─── Data for this task
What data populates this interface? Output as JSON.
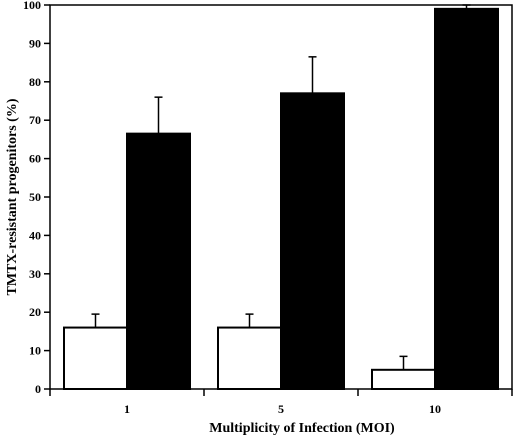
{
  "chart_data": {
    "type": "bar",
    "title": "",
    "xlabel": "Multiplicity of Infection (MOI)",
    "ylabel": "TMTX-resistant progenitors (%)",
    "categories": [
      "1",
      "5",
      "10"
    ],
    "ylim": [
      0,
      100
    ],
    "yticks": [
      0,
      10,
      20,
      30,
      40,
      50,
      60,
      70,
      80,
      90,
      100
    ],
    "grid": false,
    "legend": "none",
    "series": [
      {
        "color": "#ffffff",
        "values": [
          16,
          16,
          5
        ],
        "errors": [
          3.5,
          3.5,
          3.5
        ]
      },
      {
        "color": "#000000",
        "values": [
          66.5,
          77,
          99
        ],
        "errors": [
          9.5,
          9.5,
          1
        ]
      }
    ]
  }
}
──────
### What is being asked:
Reproduce the listing above exactly, excluding all pictures.

### Answer in full:
What data populates this interface? Output as JSON.
{
  "chart_data": {
    "type": "bar",
    "title": "",
    "xlabel": "Multiplicity of Infection (MOI)",
    "ylabel": "TMTX-resistant progenitors (%)",
    "categories": [
      "1",
      "5",
      "10"
    ],
    "ylim": [
      0,
      100
    ],
    "yticks": [
      0,
      10,
      20,
      30,
      40,
      50,
      60,
      70,
      80,
      90,
      100
    ],
    "grid": false,
    "legend": "none",
    "series": [
      {
        "color": "#ffffff",
        "values": [
          16,
          16,
          5
        ],
        "errors": [
          3.5,
          3.5,
          3.5
        ]
      },
      {
        "color": "#000000",
        "values": [
          66.5,
          77,
          99
        ],
        "errors": [
          9.5,
          9.5,
          1
        ]
      }
    ]
  }
}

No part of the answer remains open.